Today, the same story of oppression is being retold in Kashmir with blockades on the internet, the media and communications, while access to health care is either being denied or depleting. In the midst of a communication blockade in a world of the information revolution families in Kashmir have no way of knowing whether their sick relatives are dead or alive.

The human rights violations in Kashmir are not something done by observing self-censorship, as Indian media has been addicted to, or that can be easily hidden from the world, or most importantly forgotten by those who have been experiencing it on a daily basis.

Among the long list of wrongdoings committed against Kashmiri people, the one that deserves special mention is the "violation of right to dignified living and right to a dignified burial." These rights have been consistently violated since the eruption of militancy in Kashmir in the early 1990s.

The events in Kashmir since Aug. 5, 2019, are only a window opportunity to what has been happening since the 1990s. With the revocation of Article 370, I would add another feature of human rights violation that a common Kashmiri must expect to face soon is the "denial of the right to own land and dispossession of assets."

THE VIOLATION OF RIGHTS

It was during the 1990s when militancy in Kashmir had begun to take its roots, a phenomenon of crackdowns and random searches of homes owned by ordinary Kashmiris began to surface like mandatory military drills all over Kashmir. A majority of households in Kashmir might have been subjected to multiple cycles of organized searches during the 1990s until 2004. The agencies that have been doing searches in Kashmir without any search warrants were the many arms of the state's counterinsurgency forces, including the army.

Rebel forces had also been guilty of entering forcefully into privately owned homes. It was during these search operations when Kashmiri men were humiliated and rounded up and women became vulnerable to sexual violence and suffered brutal violations.

It is a common understanding in the civilized world that searching privately owned homes without the consent of the homeowner is a serious violation of the right to privacy and the right to dignified living. The right to dignified living has been brazenly violated in Kashmir to this day, but the draconian laws in place in Kashmir since the 1990s have been shielding this unlawful practice, which according to the universal declaration of basic human rights is a serious human rights violation.
-*-
### EXERCISE DIRECTIONS
Reproduce the passage on human rights violations in Kashmir in full, word for word.

### DATA FOR REVIEW
-*-
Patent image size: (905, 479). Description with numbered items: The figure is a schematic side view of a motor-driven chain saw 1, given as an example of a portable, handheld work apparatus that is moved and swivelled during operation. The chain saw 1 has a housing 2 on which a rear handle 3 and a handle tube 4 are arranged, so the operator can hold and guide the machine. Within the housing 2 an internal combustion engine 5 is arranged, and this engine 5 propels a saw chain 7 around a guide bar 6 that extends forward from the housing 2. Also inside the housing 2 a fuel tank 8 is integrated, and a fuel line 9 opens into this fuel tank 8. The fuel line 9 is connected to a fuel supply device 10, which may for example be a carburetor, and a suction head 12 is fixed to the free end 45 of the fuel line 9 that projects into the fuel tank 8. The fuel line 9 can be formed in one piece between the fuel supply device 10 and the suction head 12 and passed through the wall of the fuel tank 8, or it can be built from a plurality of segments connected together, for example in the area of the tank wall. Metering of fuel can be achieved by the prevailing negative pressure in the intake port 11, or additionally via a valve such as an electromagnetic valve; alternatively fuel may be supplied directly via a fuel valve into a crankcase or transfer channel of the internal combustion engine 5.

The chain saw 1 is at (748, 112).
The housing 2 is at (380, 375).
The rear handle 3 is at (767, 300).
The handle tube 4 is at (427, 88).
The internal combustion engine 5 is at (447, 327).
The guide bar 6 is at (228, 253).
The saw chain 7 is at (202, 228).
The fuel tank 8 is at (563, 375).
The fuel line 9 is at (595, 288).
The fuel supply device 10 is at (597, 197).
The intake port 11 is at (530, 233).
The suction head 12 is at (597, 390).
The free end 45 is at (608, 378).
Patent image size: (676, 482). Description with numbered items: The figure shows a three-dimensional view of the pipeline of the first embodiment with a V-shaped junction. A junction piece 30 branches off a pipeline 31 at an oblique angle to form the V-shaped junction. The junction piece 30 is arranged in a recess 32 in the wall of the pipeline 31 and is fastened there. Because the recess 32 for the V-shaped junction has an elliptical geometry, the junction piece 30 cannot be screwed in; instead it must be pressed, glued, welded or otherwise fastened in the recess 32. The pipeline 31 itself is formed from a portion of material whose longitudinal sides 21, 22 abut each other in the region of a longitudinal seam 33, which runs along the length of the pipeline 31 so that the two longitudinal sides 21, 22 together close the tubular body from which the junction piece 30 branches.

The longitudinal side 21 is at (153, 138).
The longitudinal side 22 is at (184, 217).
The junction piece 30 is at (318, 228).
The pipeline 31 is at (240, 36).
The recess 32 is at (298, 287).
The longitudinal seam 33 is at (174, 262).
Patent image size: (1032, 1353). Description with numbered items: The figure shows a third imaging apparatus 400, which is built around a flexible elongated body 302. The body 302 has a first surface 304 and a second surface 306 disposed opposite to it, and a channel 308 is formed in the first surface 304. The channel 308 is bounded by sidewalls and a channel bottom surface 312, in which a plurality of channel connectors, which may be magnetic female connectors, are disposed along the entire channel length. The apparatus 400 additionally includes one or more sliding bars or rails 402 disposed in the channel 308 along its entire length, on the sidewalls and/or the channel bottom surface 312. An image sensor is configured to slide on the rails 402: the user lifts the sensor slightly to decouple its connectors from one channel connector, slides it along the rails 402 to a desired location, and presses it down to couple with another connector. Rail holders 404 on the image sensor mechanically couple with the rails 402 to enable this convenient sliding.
-*-
### YOUR SOLUTION
Today, the same story of oppression is being retold in Kashmir with blockades on the internet, the media and communications, while access to health care is either being denied or depleting. In the midst of a communication blockade in a world of the information revolution families in Kashmir have no way of knowing whether their sick relatives are dead or alive.

The human rights violations in Kashmir are not something done by observing self-censorship, as Indian media has been addicted to, or that can be easily hidden from the world, or most importantly forgotten by those who have been experiencing it on a daily basis.

Among the long list of wrongdoings committed against Kashmiri people, the one that deserves special mention is the "violation of right to dignified living and right to a dignified burial." These rights have been consistently violated since the eruption of militancy in Kashmir in the early 1990s.

The events in Kashmir since Aug. 5, 2019, are only a window opportunity to what has been happening since the 1990s. With the revocation of Article 370, I would add another feature of human rights violation that a common Kashmiri must expect to face soon is the "denial of the right to own land and dispossession of assets."

THE VIOLATION OF RIGHTS

It was during the 1990s when militancy in Kashmir had begun to take its roots, a phenomenon of crackdowns and random searches of homes owned by ordinary Kashmiris began to surface like mandatory military drills all over Kashmir. A majority of households in Kashmir might have been subjected to multiple cycles of organized searches during the 1990s until 2004. The agencies that have been doing searches in Kashmir without any search warrants were the many arms of the state's counterinsurgency forces, including the army.

Rebel forces had also been guilty of entering forcefully into privately owned homes. It was during these search operations when Kashmiri men were humiliated and rounded up and women became vulnerable to sexual violence and suffered brutal violations.

It is a common understanding in the civilized world that searching privately owned homes without the consent of the homeowner is a serious violation of the right to privacy and the right to dignified living. The right to dignified living has been brazenly violated in Kashmir to this day, but the draconian laws in place in Kashmir since the 1990s have been shielding this unlawful practice, which according to the universal declaration of basic human rights is a serious human rights violation.